[What the task requires]: Skip the pictures. Repeat everything else in the records word for word.

[Listed records]:
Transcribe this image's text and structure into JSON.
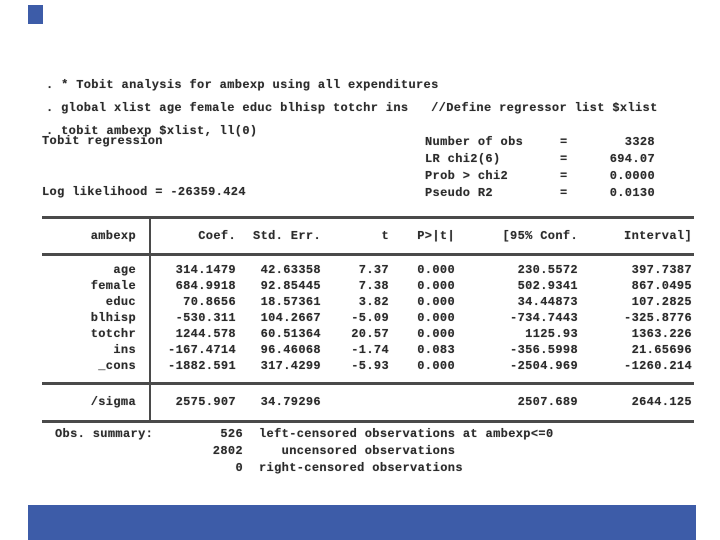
{
  "commands": [
    ". * Tobit analysis for ambexp using all expenditures",
    ". global xlist age female educ blhisp totchr ins   //Define regressor list $xlist",
    ". tobit ambexp $xlist, ll(0)"
  ],
  "header": {
    "title": "Tobit regression",
    "log_likelihood": "Log likelihood = -26359.424",
    "stats": [
      {
        "label": "Number of obs",
        "eq": "=",
        "value": "3328"
      },
      {
        "label": "LR chi2(6)",
        "eq": "=",
        "value": "694.07"
      },
      {
        "label": "Prob > chi2",
        "eq": "=",
        "value": "0.0000"
      },
      {
        "label": "Pseudo R2",
        "eq": "=",
        "value": "0.0130"
      }
    ]
  },
  "table": {
    "depvar": "ambexp",
    "col_coef": "Coef.",
    "col_se": "Std. Err.",
    "col_t": "t",
    "col_p": "P>|t|",
    "col_ci_left": "[95% Conf.",
    "col_ci_right": "Interval]",
    "rows": [
      {
        "var": "age",
        "coef": "314.1479",
        "se": "42.63358",
        "t": "7.37",
        "p": "0.000",
        "lo": "230.5572",
        "hi": "397.7387"
      },
      {
        "var": "female",
        "coef": "684.9918",
        "se": "92.85445",
        "t": "7.38",
        "p": "0.000",
        "lo": "502.9341",
        "hi": "867.0495"
      },
      {
        "var": "educ",
        "coef": "70.8656",
        "se": "18.57361",
        "t": "3.82",
        "p": "0.000",
        "lo": "34.44873",
        "hi": "107.2825"
      },
      {
        "var": "blhisp",
        "coef": "-530.311",
        "se": "104.2667",
        "t": "-5.09",
        "p": "0.000",
        "lo": "-734.7443",
        "hi": "-325.8776"
      },
      {
        "var": "totchr",
        "coef": "1244.578",
        "se": "60.51364",
        "t": "20.57",
        "p": "0.000",
        "lo": "1125.93",
        "hi": "1363.226"
      },
      {
        "var": "ins",
        "coef": "-167.4714",
        "se": "96.46068",
        "t": "-1.74",
        "p": "0.083",
        "lo": "-356.5998",
        "hi": "21.65696"
      },
      {
        "var": "_cons",
        "coef": "-1882.591",
        "se": "317.4299",
        "t": "-5.93",
        "p": "0.000",
        "lo": "-2504.969",
        "hi": "-1260.214"
      }
    ],
    "sigma": {
      "var": "/sigma",
      "coef": "2575.907",
      "se": "34.79296",
      "t": "",
      "p": "",
      "lo": "2507.689",
      "hi": "2644.125"
    }
  },
  "summary": {
    "label": "Obs. summary:",
    "lines": [
      {
        "count": "526",
        "desc": "left-censored observations at ambexp<=0"
      },
      {
        "count": "2802",
        "desc": "   uncensored observations"
      },
      {
        "count": "0",
        "desc": "right-censored observations"
      }
    ]
  }
}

[Answer to the exercise]:
Transcribe this image's text and structure into JSON.
{
  "commands": [
    ". * Tobit analysis for ambexp using all expenditures",
    ". global xlist age female educ blhisp totchr ins   //Define regressor list $xlist",
    ". tobit ambexp $xlist, ll(0)"
  ],
  "header": {
    "title": "Tobit regression",
    "log_likelihood": "Log likelihood = -26359.424",
    "stats": [
      {
        "label": "Number of obs",
        "eq": "=",
        "value": "3328"
      },
      {
        "label": "LR chi2(6)",
        "eq": "=",
        "value": "694.07"
      },
      {
        "label": "Prob > chi2",
        "eq": "=",
        "value": "0.0000"
      },
      {
        "label": "Pseudo R2",
        "eq": "=",
        "value": "0.0130"
      }
    ]
  },
  "table": {
    "depvar": "ambexp",
    "col_coef": "Coef.",
    "col_se": "Std. Err.",
    "col_t": "t",
    "col_p": "P>|t|",
    "col_ci_left": "[95% Conf.",
    "col_ci_right": "Interval]",
    "rows": [
      {
        "var": "age",
        "coef": "314.1479",
        "se": "42.63358",
        "t": "7.37",
        "p": "0.000",
        "lo": "230.5572",
        "hi": "397.7387"
      },
      {
        "var": "female",
        "coef": "684.9918",
        "se": "92.85445",
        "t": "7.38",
        "p": "0.000",
        "lo": "502.9341",
        "hi": "867.0495"
      },
      {
        "var": "educ",
        "coef": "70.8656",
        "se": "18.57361",
        "t": "3.82",
        "p": "0.000",
        "lo": "34.44873",
        "hi": "107.2825"
      },
      {
        "var": "blhisp",
        "coef": "-530.311",
        "se": "104.2667",
        "t": "-5.09",
        "p": "0.000",
        "lo": "-734.7443",
        "hi": "-325.8776"
      },
      {
        "var": "totchr",
        "coef": "1244.578",
        "se": "60.51364",
        "t": "20.57",
        "p": "0.000",
        "lo": "1125.93",
        "hi": "1363.226"
      },
      {
        "var": "ins",
        "coef": "-167.4714",
        "se": "96.46068",
        "t": "-1.74",
        "p": "0.083",
        "lo": "-356.5998",
        "hi": "21.65696"
      },
      {
        "var": "_cons",
        "coef": "-1882.591",
        "se": "317.4299",
        "t": "-5.93",
        "p": "0.000",
        "lo": "-2504.969",
        "hi": "-1260.214"
      }
    ],
    "sigma": {
      "var": "/sigma",
      "coef": "2575.907",
      "se": "34.79296",
      "t": "",
      "p": "",
      "lo": "2507.689",
      "hi": "2644.125"
    }
  },
  "summary": {
    "label": "Obs. summary:",
    "lines": [
      {
        "count": "526",
        "desc": "left-censored observations at ambexp<=0"
      },
      {
        "count": "2802",
        "desc": "   uncensored observations"
      },
      {
        "count": "0",
        "desc": "right-censored observations"
      }
    ]
  }
}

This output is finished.